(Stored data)
----------------------------------------

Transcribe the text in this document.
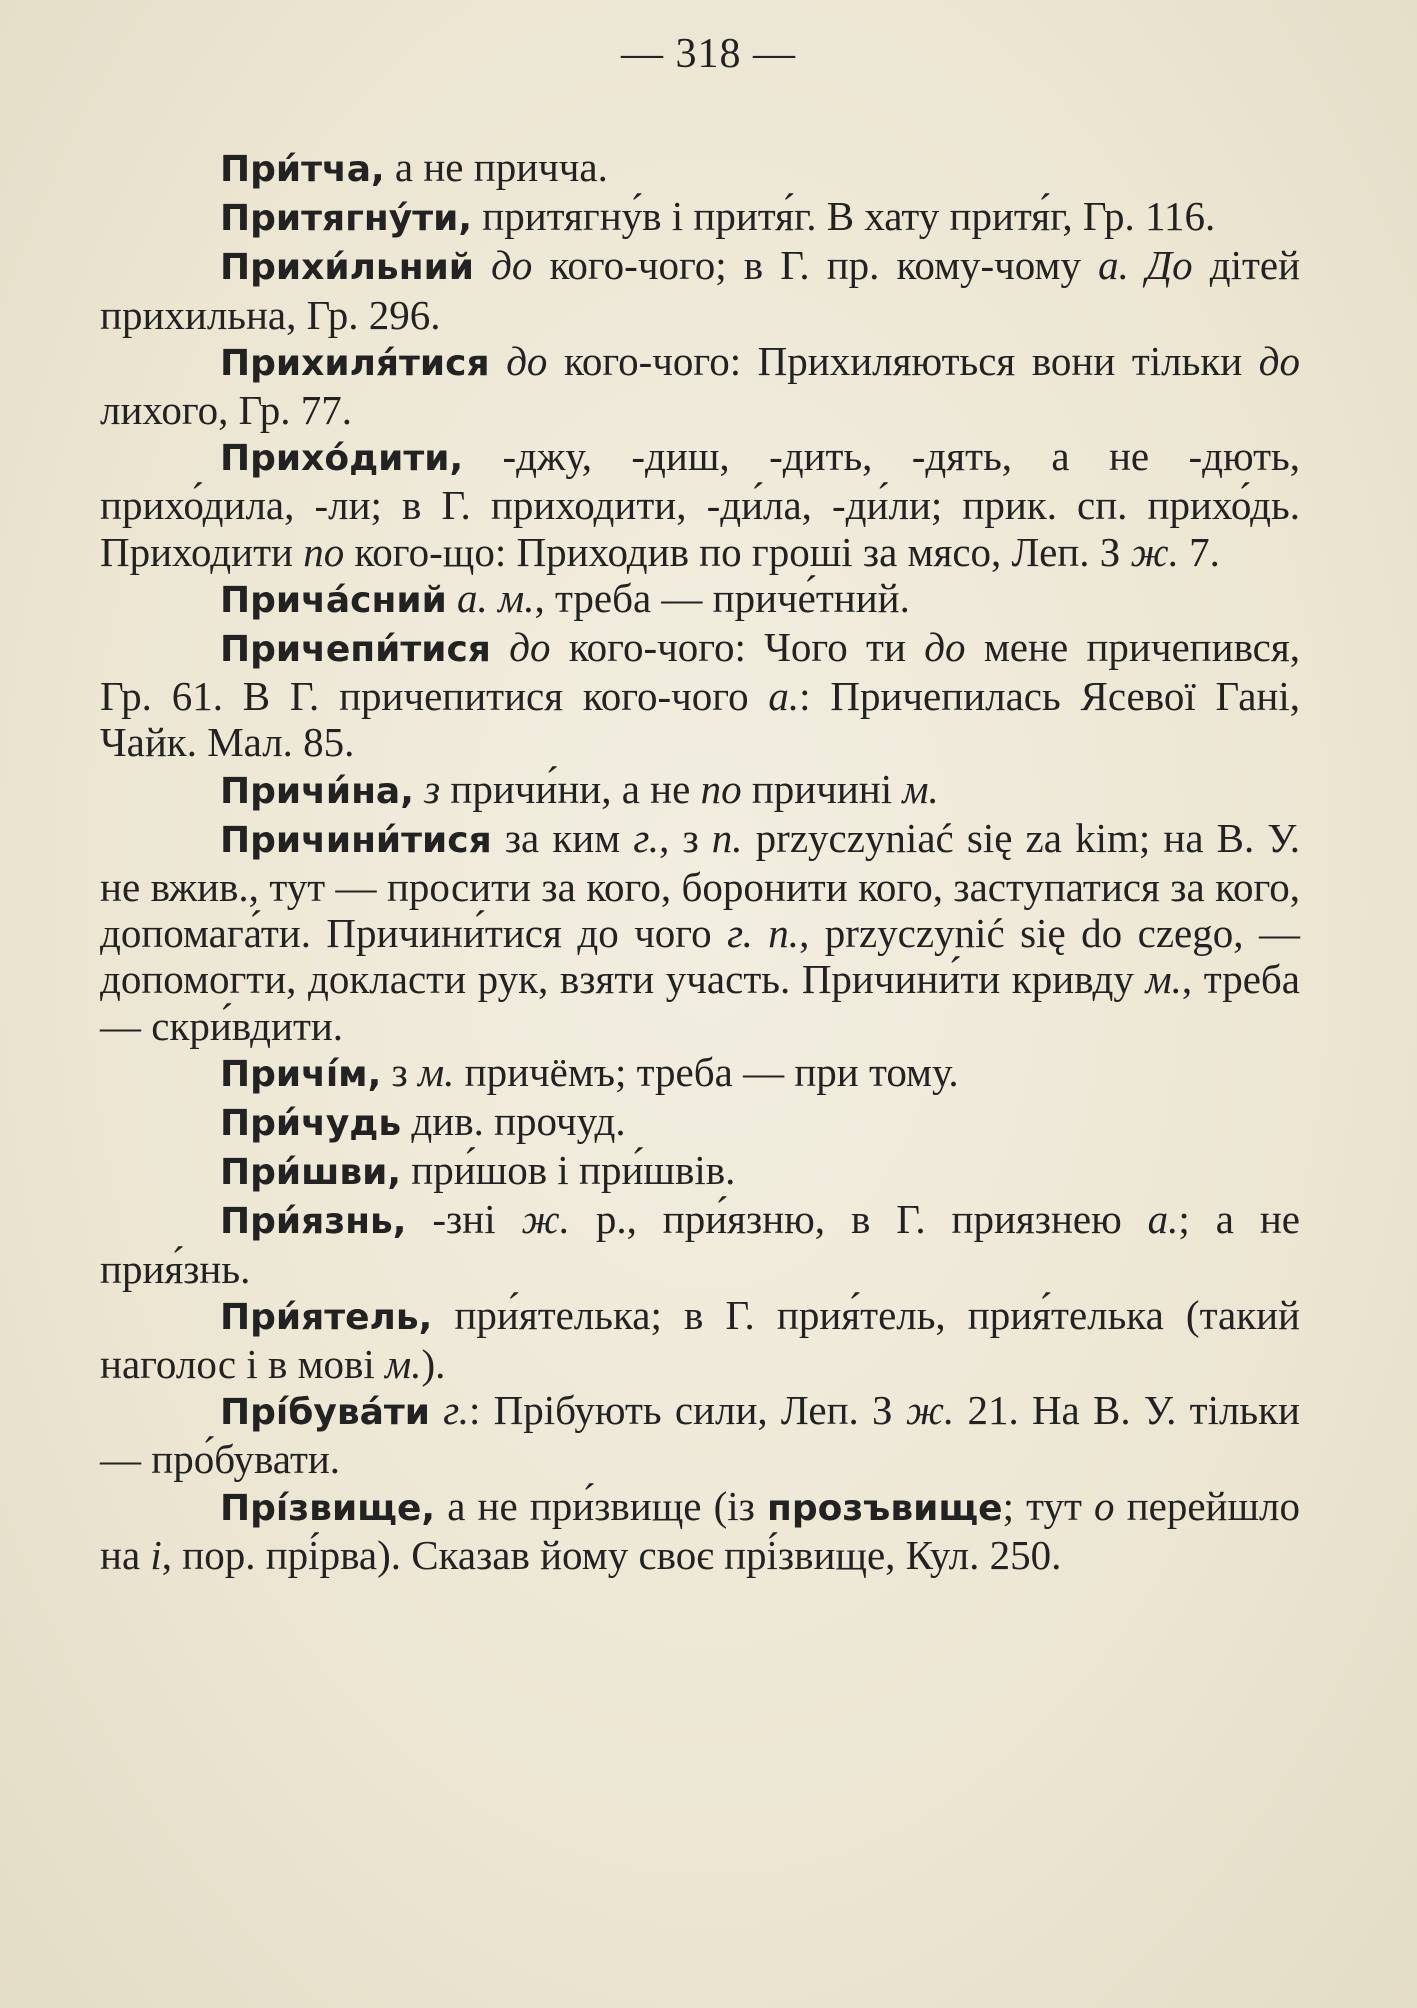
— 318 —

При́тча, а не причча.

Притягну́ти, притягну́в і притя́г. В хату притя́г, Гр. 116.

Прихи́льний до кого-чого; в Г. пр. кому-чому а. До дітей прихильна, Гр. 296.

Прихиля́тися до кого-чого: Прихиляються вони тільки до лихого, Гр. 77.

Прихо́дити, -джу, -диш, -дить, -дять, а не -дють, прихо́дила, -ли; в Г. приходити, -ди́ла, -ди́ли; прик. сп. прихо́дь. Приходити по кого-що: Приходив по гроші за мясо, Леп. З ж. 7.

Прича́сний а. м., треба — приче́тний.

Причепи́тися до кого-чого: Чого ти до мене причепився, Гр. 61. В Г. причепитися кого-чого а.: Причепилась Ясевої Гані, Чайк. Мал. 85.

Причи́на, з причи́ни, а не по причині м.

Причини́тися за ким г., з п. przyczyniać się za kim; на В. У. не вжив., тут — просити за кого, боронити кого, заступатися за кого, допомага́ти. Причини́тися до чого г. п., przyczynić się do czego, — допомогти, докласти рук, взяти участь. Причини́ти кривду м., треба — скри́вдити.

Причі́м, з м. причёмъ; треба — при тому.

При́чудь див. прочуд.

При́шви, при́шов і при́швів.

При́язнь, -зні ж. р., при́язню, в Г. приязнею а.; а не прия́знь.

При́ятель, при́ятелька; в Г. прия́тель, прия́телька (такий наголос і в мові м.).

Прі́бува́ти г.: Прібують сили, Леп. З ж. 21. На В. У. тільки — про́бувати.

Прі́звище, а не при́звище (із прозъвище; тут о перейшло на і, пор. прі́рва). Сказав йому своє прі́звище, Кул. 250.
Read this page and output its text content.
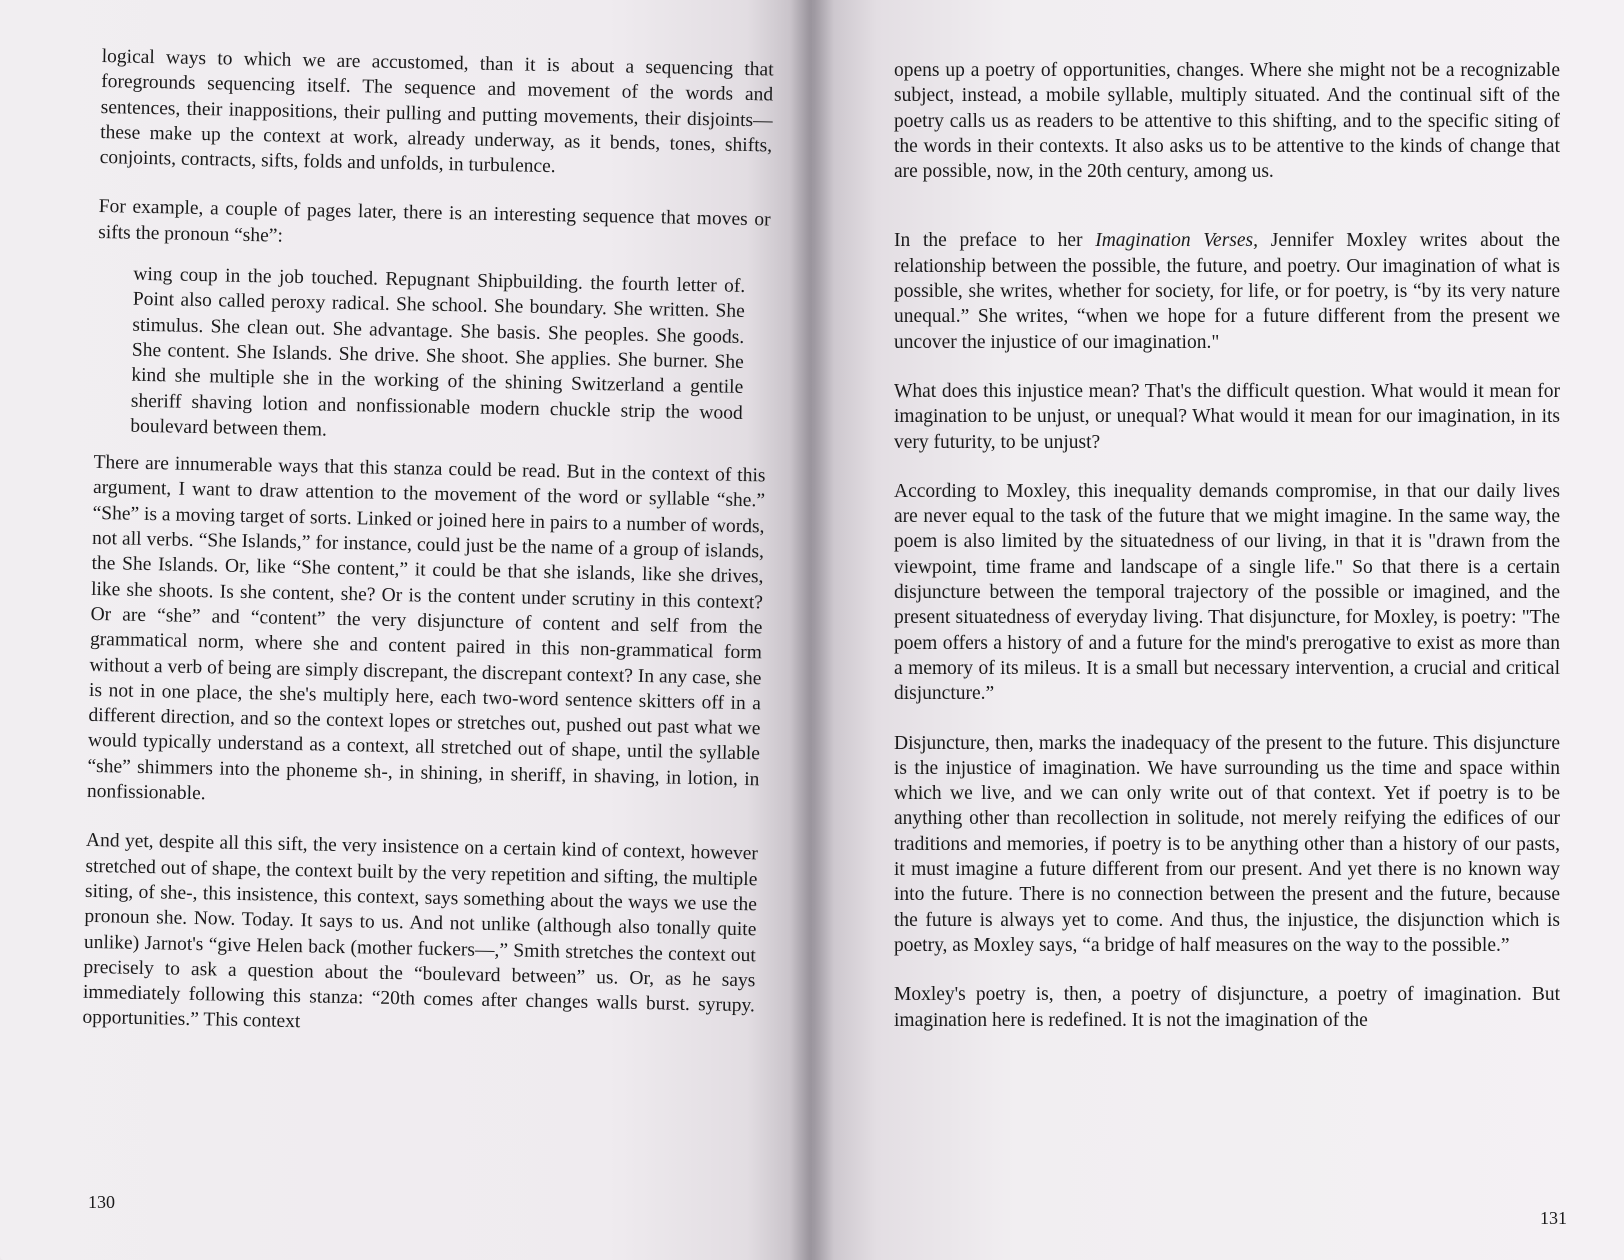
logical ways to which we are accustomed, than it is about a sequencing that foregrounds sequencing itself. The sequence and movement of the words and sentences, their inappositions, their pulling and putting movements, their disjoints—these make up the context at work, already underway, as it bends, tones, shifts, conjoints, contracts, sifts, folds and unfolds, in turbulence.

For example, a couple of pages later, there is an interesting sequence that moves or sifts the pronoun “she”:

wing coup in the job touched. Repugnant Shipbuilding. the fourth letter of. Point also called peroxy radical. She school. She boundary. She written. She stimulus. She clean out. She advantage. She basis. She peoples. She goods. She content. She Islands. She drive. She shoot. She applies. She burner. She kind she multiple she in the working of the shining Switzerland a gentile sheriff shaving lotion and nonfissionable modern chuckle strip the wood boulevard between them.

There are innumerable ways that this stanza could be read. But in the context of this argument, I want to draw attention to the movement of the word or syllable “she.” “She” is a moving target of sorts. Linked or joined here in pairs to a number of words, not all verbs. “She Islands,” for instance, could just be the name of a group of islands, the She Islands. Or, like “She content,” it could be that she islands, like she drives, like she shoots. Is she content, she? Or is the content under scrutiny in this context? Or are “she” and “content” the very disjuncture of content and self from the grammatical norm, where she and content paired in this non-grammatical form without a verb of being are simply discrepant, the discrepant context? In any case, she is not in one place, the she's multiply here, each two-word sentence skitters off in a different direction, and so the context lopes or stretches out, pushed out past what we would typically understand as a context, all stretched out of shape, until the syllable “she” shimmers into the phoneme sh-, in shining, in sheriff, in shaving, in lotion, in nonfissionable.

And yet, despite all this sift, the very insistence on a certain kind of context, however stretched out of shape, the context built by the very repetition and sifting, the multiple siting, of she-, this insistence, this context, says something about the ways we use the pronoun she. Now. Today. It says to us. And not unlike (although also tonally quite unlike) Jarnot's “give Helen back (mother fuckers—,” Smith stretches the context out precisely to ask a question about the “boulevard between” us. Or, as he says immediately following this stanza: “20th comes after changes walls burst. syrupy. opportunities.” This context

130

opens up a poetry of opportunities, changes. Where she might not be a recognizable subject, instead, a mobile syllable, multiply situated. And the continual sift of the poetry calls us as readers to be attentive to this shifting, and to the specific siting of the words in their contexts. It also asks us to be attentive to the kinds of change that are possible, now, in the 20th century, among us.

In the preface to her Imagination Verses, Jennifer Moxley writes about the relationship between the possible, the future, and poetry. Our imagination of what is possible, she writes, whether for society, for life, or for poetry, is “by its very nature unequal.” She writes, “when we hope for a future different from the present we uncover the injustice of our imagination."

What does this injustice mean? That's the difficult question. What would it mean for imagination to be unjust, or unequal? What would it mean for our imagination, in its very futurity, to be unjust?

According to Moxley, this inequality demands compromise, in that our daily lives are never equal to the task of the future that we might imagine. In the same way, the poem is also limited by the situatedness of our living, in that it is "drawn from the viewpoint, time frame and landscape of a single life." So that there is a certain disjuncture between the temporal trajectory of the possible or imagined, and the present situatedness of everyday living. That disjuncture, for Moxley, is poetry: "The poem offers a history of and a future for the mind's prerogative to exist as more than a memory of its mileus. It is a small but necessary intervention, a crucial and critical disjuncture.”

Disjuncture, then, marks the inadequacy of the present to the future. This disjuncture is the injustice of imagination. We have surrounding us the time and space within which we live, and we can only write out of that context. Yet if poetry is to be anything other than recollection in solitude, not merely reifying the edifices of our traditions and memories, if poetry is to be anything other than a history of our pasts, it must imagine a future different from our present. And yet there is no known way into the future. There is no connection between the present and the future, because the future is always yet to come. And thus, the injustice, the disjunction which is poetry, as Moxley says, “a bridge of half measures on the way to the possible.”

Moxley's poetry is, then, a poetry of disjuncture, a poetry of imagination. But imagination here is redefined. It is not the imagination of the

131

----------------------------------------

Extract from the material all lines containing the string "which".

RESPONSE TO THIS TASK -
logical ways to which we are accustomed, than it is about a sequencing that foregrounds sequencing itself. The sequence and movement of the words and sentences, their inappositions, their pulling and putting movements, their disjoints—these make up the context at work, already underway, as it bends, tones, shifts, conjoints, contracts, sifts, folds and unfolds, in turbulence.
Disjuncture, then, marks the inadequacy of the present to the future. This disjuncture is the injustice of imagination. We have surrounding us the time and space within which we live, and we can only write out of that context. Yet if poetry is to be anything other than recollection in solitude, not merely reifying the edifices of our traditions and memories, if poetry is to be anything other than a history of our pasts, it must imagine a future different from our present. And yet there is no known way into the future. There is no connection between the present and the future, because the future is always yet to come. And thus, the injustice, the disjunction which is poetry, as Moxley says, “a bridge of half measures on the way to the possible.”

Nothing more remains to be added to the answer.